• TO DO: Repeat the material in full. Keep every line exactly as it is.

+++++

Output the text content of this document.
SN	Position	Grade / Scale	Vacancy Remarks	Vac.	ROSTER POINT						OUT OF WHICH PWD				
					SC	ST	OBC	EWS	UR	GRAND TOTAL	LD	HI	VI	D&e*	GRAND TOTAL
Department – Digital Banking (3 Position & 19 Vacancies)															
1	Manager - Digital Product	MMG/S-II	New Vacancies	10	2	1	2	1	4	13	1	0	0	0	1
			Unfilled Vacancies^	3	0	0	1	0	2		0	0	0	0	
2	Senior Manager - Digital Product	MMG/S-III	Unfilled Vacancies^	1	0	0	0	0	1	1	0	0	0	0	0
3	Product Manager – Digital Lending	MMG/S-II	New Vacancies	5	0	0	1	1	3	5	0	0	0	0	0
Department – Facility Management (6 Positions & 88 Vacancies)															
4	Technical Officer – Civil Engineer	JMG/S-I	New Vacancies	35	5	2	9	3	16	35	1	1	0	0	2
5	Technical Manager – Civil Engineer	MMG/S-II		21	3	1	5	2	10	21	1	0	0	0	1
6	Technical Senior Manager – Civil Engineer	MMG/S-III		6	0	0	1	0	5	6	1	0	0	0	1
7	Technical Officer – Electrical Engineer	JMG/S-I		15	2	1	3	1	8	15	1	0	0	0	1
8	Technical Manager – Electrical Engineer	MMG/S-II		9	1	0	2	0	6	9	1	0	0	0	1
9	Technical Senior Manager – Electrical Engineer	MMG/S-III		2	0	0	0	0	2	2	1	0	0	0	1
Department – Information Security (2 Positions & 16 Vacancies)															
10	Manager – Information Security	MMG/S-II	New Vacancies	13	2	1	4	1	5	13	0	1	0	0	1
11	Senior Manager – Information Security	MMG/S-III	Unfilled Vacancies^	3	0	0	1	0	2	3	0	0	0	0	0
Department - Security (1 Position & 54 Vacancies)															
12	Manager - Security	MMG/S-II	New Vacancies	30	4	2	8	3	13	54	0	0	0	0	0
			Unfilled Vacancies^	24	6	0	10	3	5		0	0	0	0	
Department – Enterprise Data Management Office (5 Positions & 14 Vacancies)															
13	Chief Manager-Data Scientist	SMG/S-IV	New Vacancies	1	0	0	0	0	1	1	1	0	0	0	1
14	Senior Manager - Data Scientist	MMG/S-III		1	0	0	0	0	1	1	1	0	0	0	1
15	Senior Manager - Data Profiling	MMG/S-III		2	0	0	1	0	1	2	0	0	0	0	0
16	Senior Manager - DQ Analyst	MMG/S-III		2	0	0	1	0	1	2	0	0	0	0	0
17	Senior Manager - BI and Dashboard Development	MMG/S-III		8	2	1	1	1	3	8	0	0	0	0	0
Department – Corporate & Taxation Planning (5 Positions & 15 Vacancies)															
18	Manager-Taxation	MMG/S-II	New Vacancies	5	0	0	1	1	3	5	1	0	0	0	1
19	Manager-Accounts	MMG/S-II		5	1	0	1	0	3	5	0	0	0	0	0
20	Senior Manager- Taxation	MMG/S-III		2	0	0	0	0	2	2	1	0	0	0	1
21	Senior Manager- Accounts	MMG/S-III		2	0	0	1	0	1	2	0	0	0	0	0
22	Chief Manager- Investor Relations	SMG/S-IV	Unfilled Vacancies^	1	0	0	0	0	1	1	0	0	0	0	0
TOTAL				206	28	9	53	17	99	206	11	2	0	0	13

+++++

• THE OUTPUT:
Output the text content of this document.
SN	Position	Grade / Scale	Vacancy Remarks	Vac.	ROSTER POINT						OUT OF WHICH PWD				
					SC	ST	OBC	EWS	UR	GRAND TOTAL	LD	HI	VI	D&e*	GRAND TOTAL
Department – Digital Banking (3 Position & 19 Vacancies)															
1	Manager - Digital Product	MMG/S-II	New Vacancies	10	2	1	2	1	4	13	1	0	0	0	1
			Unfilled Vacancies^	3	0	0	1	0	2		0	0	0	0	
2	Senior Manager - Digital Product	MMG/S-III	Unfilled Vacancies^	1	0	0	0	0	1	1	0	0	0	0	0
3	Product Manager – Digital Lending	MMG/S-II	New Vacancies	5	0	0	1	1	3	5	0	0	0	0	0
Department – Facility Management (6 Positions & 88 Vacancies)															
4	Technical Officer – Civil Engineer	JMG/S-I	New Vacancies	35	5	2	9	3	16	35	1	1	0	0	2
5	Technical Manager – Civil Engineer	MMG/S-II		21	3	1	5	2	10	21	1	0	0	0	1
6	Technical Senior Manager – Civil Engineer	MMG/S-III		6	0	0	1	0	5	6	1	0	0	0	1
7	Technical Officer – Electrical Engineer	JMG/S-I		15	2	1	3	1	8	15	1	0	0	0	1
8	Technical Manager – Electrical Engineer	MMG/S-II		9	1	0	2	0	6	9	1	0	0	0	1
9	Technical Senior Manager – Electrical Engineer	MMG/S-III		2	0	0	0	0	2	2	1	0	0	0	1
Department – Information Security (2 Positions & 16 Vacancies)															
10	Manager – Information Security	MMG/S-II	New Vacancies	13	2	1	4	1	5	13	0	1	0	0	1
11	Senior Manager – Information Security	MMG/S-III	Unfilled Vacancies^	3	0	0	1	0	2	3	0	0	0	0	0
Department - Security (1 Position & 54 Vacancies)															
12	Manager - Security	MMG/S-II	New Vacancies	30	4	2	8	3	13	54	0	0	0	0	0
			Unfilled Vacancies^	24	6	0	10	3	5		0	0	0	0	
Department – Enterprise Data Management Office (5 Positions & 14 Vacancies)															
13	Chief Manager-Data Scientist	SMG/S-IV	New Vacancies	1	0	0	0	0	1	1	1	0	0	0	1
14	Senior Manager - Data Scientist	MMG/S-III		1	0	0	0	0	1	1	1	0	0	0	1
15	Senior Manager - Data Profiling	MMG/S-III		2	0	0	1	0	1	2	0	0	0	0	0
16	Senior Manager - DQ Analyst	MMG/S-III		2	0	0	1	0	1	2	0	0	0	0	0
17	Senior Manager - BI and Dashboard Development	MMG/S-III		8	2	1	1	1	3	8	0	0	0	0	0
Department – Corporate & Taxation Planning (5 Positions & 15 Vacancies)															
18	Manager-Taxation	MMG/S-II	New Vacancies	5	0	0	1	1	3	5	1	0	0	0	1
19	Manager-Accounts	MMG/S-II		5	1	0	1	0	3	5	0	0	0	0	0
20	Senior Manager- Taxation	MMG/S-III		2	0	0	0	0	2	2	1	0	0	0	1
21	Senior Manager- Accounts	MMG/S-III		2	0	0	1	0	1	2	0	0	0	0	0
22	Chief Manager- Investor Relations	SMG/S-IV	Unfilled Vacancies^	1	0	0	0	0	1	1	0	0	0	0	0
TOTAL				206	28	9	53	17	99	206	11	2	0	0	13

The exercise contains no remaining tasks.